* **Records shown**:
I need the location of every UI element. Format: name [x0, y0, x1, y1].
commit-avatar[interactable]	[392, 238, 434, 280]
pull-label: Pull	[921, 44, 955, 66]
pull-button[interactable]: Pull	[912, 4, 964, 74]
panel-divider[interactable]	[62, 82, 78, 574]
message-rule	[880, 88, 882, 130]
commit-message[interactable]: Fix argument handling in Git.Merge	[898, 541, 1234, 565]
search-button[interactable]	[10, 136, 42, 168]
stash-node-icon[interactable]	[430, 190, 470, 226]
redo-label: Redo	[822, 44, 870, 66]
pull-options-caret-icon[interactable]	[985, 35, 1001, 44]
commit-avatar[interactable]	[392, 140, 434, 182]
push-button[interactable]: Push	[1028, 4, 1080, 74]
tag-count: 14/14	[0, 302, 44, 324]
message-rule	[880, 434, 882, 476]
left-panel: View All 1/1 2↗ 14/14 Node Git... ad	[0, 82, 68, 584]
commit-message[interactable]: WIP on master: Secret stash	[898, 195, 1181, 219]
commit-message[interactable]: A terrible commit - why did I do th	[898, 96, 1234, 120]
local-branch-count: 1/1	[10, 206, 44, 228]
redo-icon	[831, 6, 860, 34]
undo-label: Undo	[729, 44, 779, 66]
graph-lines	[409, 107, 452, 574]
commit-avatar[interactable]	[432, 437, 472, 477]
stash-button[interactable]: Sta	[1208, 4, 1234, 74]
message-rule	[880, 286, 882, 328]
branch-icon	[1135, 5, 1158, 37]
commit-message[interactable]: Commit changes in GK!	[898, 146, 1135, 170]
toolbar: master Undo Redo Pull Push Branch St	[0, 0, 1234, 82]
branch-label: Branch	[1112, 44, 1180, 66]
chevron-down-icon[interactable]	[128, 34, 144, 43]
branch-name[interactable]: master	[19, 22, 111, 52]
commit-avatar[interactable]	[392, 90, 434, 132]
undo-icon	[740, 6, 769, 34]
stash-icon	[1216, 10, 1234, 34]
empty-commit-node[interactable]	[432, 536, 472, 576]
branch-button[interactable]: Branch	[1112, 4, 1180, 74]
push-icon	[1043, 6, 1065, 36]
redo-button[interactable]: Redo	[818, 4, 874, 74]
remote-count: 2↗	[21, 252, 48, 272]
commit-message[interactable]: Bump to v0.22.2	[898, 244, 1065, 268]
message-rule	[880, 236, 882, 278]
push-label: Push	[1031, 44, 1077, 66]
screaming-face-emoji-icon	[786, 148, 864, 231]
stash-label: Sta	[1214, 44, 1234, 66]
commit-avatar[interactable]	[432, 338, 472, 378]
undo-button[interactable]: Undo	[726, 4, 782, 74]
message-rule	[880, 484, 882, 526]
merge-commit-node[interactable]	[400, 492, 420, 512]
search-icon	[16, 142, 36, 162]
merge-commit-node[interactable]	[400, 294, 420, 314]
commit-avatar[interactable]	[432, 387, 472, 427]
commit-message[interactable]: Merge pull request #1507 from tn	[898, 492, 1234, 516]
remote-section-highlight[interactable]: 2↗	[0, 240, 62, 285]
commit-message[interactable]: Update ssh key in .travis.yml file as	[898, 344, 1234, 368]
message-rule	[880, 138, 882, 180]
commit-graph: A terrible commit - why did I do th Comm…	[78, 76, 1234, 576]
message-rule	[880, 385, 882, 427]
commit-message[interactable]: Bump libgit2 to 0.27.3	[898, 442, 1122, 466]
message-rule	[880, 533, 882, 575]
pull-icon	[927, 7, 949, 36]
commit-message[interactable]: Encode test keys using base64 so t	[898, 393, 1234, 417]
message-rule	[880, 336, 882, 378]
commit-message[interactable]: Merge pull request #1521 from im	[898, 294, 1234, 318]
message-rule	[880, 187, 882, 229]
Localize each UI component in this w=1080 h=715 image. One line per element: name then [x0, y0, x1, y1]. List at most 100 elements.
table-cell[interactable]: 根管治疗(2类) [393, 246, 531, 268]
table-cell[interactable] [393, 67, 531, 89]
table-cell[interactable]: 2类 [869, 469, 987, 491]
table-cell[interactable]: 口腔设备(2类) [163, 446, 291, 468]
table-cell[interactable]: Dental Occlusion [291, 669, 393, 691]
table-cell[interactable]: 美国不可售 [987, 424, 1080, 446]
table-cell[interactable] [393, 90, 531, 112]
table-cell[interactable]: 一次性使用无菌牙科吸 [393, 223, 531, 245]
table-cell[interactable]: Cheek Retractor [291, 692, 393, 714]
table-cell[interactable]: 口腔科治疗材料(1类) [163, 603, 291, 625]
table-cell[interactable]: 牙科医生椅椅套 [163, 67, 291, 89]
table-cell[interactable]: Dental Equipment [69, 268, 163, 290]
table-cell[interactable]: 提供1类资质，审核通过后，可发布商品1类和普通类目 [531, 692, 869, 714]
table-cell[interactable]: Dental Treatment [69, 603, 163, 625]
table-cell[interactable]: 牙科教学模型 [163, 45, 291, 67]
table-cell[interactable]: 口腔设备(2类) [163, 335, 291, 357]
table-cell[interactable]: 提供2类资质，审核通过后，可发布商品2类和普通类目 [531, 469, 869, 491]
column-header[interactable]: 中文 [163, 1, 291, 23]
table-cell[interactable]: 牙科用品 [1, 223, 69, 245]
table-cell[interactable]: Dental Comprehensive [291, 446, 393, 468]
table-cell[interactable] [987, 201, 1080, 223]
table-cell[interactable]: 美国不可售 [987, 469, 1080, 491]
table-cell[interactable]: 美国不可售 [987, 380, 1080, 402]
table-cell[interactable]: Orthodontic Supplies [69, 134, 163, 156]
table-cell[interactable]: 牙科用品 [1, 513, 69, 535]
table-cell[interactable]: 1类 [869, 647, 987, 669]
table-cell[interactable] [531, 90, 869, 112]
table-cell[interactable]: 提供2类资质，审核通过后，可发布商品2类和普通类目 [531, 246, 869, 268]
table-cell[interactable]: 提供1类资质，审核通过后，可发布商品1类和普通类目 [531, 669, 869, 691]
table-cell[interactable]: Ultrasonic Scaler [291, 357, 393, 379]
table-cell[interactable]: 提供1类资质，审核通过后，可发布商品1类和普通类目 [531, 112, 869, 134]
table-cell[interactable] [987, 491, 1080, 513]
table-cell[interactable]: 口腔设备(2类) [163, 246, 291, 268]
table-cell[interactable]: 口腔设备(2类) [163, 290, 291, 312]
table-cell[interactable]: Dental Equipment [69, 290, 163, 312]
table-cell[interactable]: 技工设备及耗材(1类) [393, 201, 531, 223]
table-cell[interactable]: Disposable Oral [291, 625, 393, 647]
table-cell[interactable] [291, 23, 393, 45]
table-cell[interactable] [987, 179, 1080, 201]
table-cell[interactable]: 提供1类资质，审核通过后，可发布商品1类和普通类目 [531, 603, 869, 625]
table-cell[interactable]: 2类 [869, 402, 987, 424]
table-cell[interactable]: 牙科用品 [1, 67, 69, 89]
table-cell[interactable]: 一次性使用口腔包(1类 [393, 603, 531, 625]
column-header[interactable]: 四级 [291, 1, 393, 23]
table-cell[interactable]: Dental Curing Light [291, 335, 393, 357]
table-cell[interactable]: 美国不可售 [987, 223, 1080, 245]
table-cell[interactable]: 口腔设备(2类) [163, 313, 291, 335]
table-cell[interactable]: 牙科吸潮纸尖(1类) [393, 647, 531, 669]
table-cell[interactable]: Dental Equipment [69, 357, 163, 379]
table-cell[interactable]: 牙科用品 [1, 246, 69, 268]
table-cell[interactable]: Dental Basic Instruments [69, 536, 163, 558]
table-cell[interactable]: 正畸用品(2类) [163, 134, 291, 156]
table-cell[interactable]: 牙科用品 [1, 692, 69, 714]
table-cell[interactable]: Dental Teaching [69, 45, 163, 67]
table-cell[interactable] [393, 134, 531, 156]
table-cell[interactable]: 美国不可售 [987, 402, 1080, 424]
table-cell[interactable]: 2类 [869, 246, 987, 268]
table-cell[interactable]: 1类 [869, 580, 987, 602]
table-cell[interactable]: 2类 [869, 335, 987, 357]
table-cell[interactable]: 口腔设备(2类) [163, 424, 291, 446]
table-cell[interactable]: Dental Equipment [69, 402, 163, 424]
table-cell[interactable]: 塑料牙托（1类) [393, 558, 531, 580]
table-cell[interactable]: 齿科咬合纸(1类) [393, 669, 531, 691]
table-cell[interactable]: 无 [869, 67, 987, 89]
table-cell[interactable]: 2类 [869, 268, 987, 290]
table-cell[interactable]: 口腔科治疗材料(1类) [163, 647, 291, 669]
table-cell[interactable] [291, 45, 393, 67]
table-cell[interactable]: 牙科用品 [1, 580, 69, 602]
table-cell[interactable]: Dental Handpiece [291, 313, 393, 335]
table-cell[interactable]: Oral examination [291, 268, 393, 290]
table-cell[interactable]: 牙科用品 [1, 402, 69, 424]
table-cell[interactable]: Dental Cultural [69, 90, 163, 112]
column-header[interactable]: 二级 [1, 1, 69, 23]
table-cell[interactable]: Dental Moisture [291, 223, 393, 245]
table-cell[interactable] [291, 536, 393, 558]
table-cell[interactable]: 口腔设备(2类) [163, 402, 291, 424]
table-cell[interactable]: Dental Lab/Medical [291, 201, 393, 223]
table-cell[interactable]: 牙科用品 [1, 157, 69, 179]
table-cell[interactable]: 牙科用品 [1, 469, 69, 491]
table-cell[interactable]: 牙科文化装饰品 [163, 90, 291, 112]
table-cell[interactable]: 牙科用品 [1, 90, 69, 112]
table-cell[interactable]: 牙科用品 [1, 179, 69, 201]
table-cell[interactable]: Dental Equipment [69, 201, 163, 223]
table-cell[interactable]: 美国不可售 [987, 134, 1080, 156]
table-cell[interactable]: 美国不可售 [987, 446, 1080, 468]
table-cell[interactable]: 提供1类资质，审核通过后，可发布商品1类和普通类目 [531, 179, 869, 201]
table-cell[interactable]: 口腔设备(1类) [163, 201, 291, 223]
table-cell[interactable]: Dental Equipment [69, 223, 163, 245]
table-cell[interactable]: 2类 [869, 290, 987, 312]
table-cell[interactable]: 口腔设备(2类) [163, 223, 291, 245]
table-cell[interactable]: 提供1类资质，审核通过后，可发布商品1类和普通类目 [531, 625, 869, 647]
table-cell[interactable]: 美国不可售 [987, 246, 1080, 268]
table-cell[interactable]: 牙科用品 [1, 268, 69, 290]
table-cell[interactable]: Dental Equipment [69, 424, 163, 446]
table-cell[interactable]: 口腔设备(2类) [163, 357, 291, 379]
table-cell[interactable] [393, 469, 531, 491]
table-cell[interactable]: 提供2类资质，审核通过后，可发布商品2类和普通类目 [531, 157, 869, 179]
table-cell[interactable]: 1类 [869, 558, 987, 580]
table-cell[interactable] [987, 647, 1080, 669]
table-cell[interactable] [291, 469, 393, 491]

* **Exercise objective**: Repeat the data above word for word, from its first line through the line that contains "44, 870, 66]".

* **Response for this exercise**:
I need the location of every UI element. Format: name [x0, y0, x1, y1].
commit-avatar[interactable]	[392, 238, 434, 280]
pull-label: Pull	[921, 44, 955, 66]
pull-button[interactable]: Pull	[912, 4, 964, 74]
panel-divider[interactable]	[62, 82, 78, 574]
message-rule	[880, 88, 882, 130]
commit-message[interactable]: Fix argument handling in Git.Merge	[898, 541, 1234, 565]
search-button[interactable]	[10, 136, 42, 168]
stash-node-icon[interactable]	[430, 190, 470, 226]
redo-label: Redo	[822, 44, 870, 66]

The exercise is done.